Part of a data file:
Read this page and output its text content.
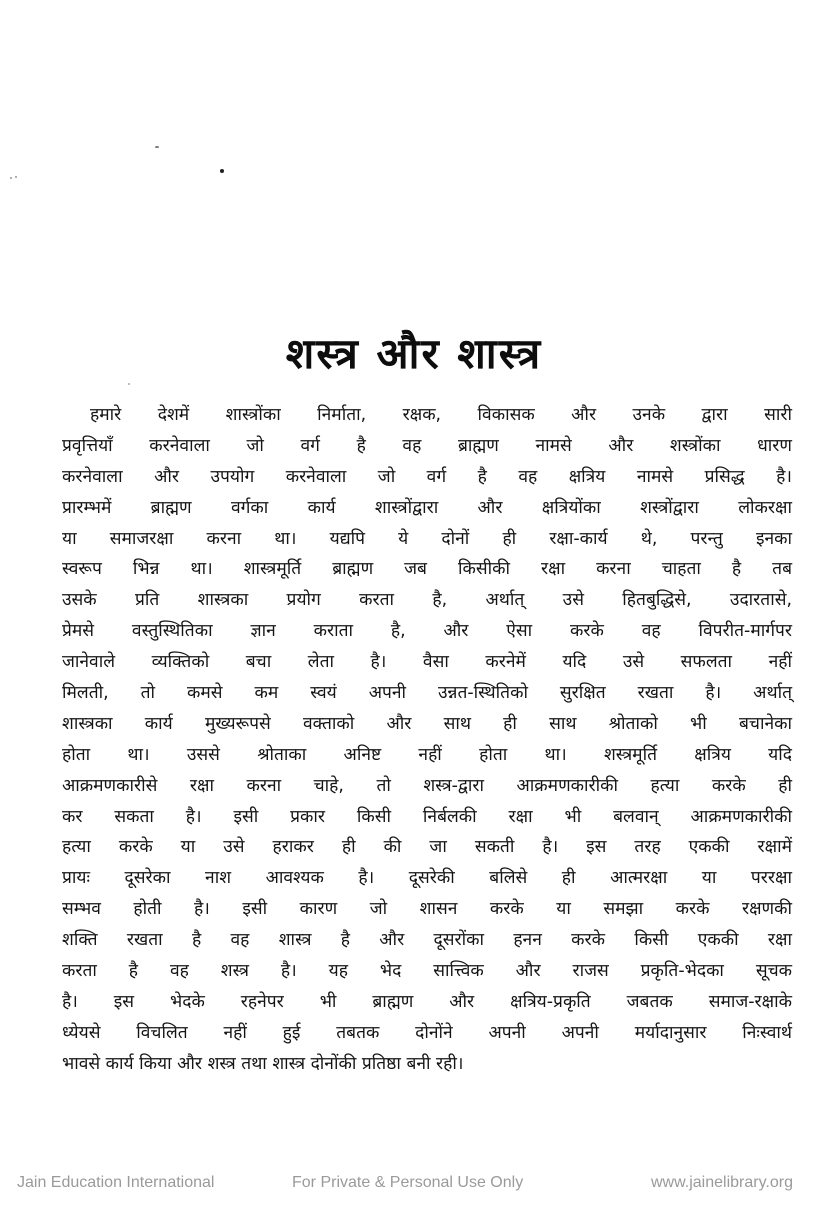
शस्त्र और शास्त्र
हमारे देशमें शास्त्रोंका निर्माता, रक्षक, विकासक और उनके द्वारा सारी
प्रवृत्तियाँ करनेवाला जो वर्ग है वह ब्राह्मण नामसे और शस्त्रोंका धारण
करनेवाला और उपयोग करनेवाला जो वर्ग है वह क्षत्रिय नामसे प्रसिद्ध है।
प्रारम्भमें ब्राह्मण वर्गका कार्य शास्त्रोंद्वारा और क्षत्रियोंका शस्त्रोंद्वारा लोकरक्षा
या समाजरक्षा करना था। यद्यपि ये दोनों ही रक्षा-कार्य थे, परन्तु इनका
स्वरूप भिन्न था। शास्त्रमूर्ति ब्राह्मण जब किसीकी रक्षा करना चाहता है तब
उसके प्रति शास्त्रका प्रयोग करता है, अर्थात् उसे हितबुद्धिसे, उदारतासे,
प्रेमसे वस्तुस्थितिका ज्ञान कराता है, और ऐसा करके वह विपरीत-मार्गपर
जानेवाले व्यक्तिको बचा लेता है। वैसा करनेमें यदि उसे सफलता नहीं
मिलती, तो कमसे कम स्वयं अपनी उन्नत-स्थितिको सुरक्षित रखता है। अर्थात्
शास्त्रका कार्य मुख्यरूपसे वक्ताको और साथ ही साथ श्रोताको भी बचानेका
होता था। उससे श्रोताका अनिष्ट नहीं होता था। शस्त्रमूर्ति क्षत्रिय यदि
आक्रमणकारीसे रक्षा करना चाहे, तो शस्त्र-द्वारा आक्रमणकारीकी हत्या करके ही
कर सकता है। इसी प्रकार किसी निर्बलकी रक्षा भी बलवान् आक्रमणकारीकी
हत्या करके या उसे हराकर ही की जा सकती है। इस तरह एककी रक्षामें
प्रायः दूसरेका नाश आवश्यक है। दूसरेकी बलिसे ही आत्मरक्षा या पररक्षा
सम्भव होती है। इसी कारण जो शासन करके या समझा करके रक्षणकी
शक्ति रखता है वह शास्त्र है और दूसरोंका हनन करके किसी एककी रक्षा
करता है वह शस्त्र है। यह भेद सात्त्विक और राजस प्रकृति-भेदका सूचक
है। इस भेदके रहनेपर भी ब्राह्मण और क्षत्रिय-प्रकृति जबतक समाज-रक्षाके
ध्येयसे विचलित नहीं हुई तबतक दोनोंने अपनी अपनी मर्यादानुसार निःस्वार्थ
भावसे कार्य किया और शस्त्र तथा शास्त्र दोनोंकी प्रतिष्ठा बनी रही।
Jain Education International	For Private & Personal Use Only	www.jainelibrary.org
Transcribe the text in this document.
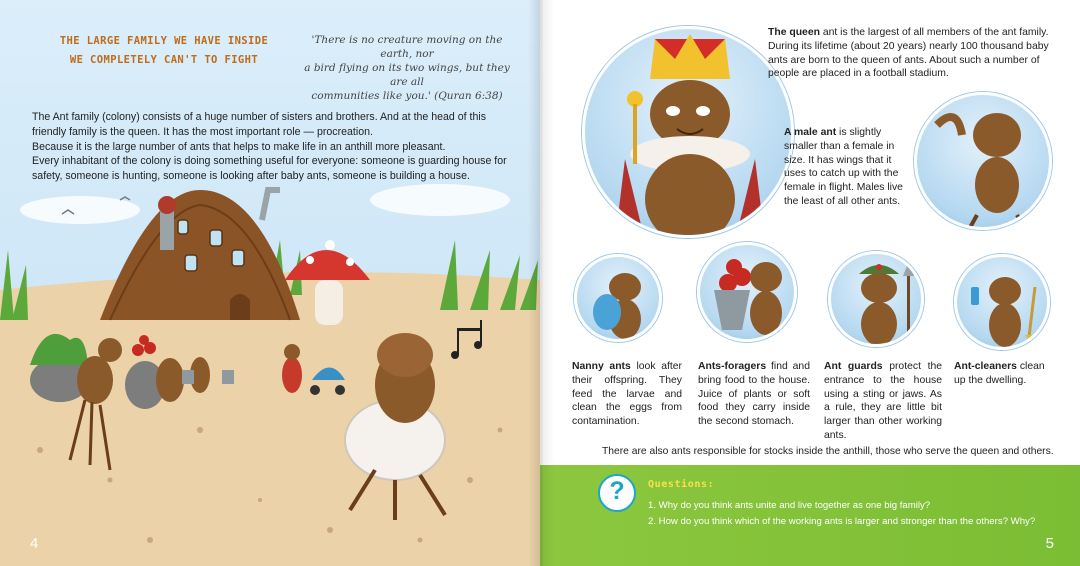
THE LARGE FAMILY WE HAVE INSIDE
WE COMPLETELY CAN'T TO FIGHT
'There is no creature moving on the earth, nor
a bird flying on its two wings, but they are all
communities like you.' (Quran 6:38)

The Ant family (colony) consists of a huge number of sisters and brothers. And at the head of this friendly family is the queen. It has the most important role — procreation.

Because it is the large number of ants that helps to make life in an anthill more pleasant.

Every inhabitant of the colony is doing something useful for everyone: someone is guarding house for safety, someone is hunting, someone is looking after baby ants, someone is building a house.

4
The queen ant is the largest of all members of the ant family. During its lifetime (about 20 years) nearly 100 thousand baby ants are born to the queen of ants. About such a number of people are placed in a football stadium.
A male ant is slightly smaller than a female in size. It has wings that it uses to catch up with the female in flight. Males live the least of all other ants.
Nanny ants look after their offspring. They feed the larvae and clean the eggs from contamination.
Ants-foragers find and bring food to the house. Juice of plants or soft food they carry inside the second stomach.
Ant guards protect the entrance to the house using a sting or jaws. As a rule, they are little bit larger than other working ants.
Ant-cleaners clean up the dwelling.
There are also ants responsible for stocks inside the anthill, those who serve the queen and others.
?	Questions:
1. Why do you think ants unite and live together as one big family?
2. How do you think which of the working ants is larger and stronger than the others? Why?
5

### Description of the task
Count each line of the data where the word "There" appears, then reply with the total only.

### Complete answer
2